» **What needs to be done**:
Write out all entries word for word.

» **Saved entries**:

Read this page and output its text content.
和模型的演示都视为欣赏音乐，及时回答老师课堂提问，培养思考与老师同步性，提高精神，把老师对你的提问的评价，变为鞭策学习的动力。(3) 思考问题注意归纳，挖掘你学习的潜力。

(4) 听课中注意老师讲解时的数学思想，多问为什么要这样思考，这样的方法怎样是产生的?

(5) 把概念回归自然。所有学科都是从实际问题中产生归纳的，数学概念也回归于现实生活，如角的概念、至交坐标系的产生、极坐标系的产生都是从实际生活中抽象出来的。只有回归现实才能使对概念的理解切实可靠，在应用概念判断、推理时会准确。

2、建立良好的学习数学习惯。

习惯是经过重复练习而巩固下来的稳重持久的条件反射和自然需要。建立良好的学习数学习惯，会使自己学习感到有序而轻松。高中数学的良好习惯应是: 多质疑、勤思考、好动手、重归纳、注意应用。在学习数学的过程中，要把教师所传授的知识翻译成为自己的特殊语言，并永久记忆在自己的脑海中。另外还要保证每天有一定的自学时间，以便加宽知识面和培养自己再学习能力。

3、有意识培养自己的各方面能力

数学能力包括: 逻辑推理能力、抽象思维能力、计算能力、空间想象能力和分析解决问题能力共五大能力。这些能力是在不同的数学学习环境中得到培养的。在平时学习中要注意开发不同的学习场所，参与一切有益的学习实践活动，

» **Reply**:
Read this page and output its text content.
和模型的演示都视为欣赏音乐，及时回答老师课堂提问，培养思考与老师同步性，提高精神，把老师对你的提问的评价，变为鞭策学习的动力。(3) 思考问题注意归纳，挖掘你学习的潜力。

(4) 听课中注意老师讲解时的数学思想，多问为什么要这样思考，这样的方法怎样是产生的?

(5) 把概念回归自然。所有学科都是从实际问题中产生归纳的，数学概念也回归于现实生活，如角的概念、至交坐标系的产生、极坐标系的产生都是从实际生活中抽象出来的。只有回归现实才能使对概念的理解切实可靠，在应用概念判断、推理时会准确。

2、建立良好的学习数学习惯。

习惯是经过重复练习而巩固下来的稳重持久的条件反射和自然需要。建立良好的学习数学习惯，会使自己学习感到有序而轻松。高中数学的良好习惯应是: 多质疑、勤思考、好动手、重归纳、注意应用。在学习数学的过程中，要把教师所传授的知识翻译成为自己的特殊语言，并永久记忆在自己的脑海中。另外还要保证每天有一定的自学时间，以便加宽知识面和培养自己再学习能力。

3、有意识培养自己的各方面能力

数学能力包括: 逻辑推理能力、抽象思维能力、计算能力、空间想象能力和分析解决问题能力共五大能力。这些能力是在不同的数学学习环境中得到培养的。在平时学习中要注意开发不同的学习场所，参与一切有益的学习实践活动，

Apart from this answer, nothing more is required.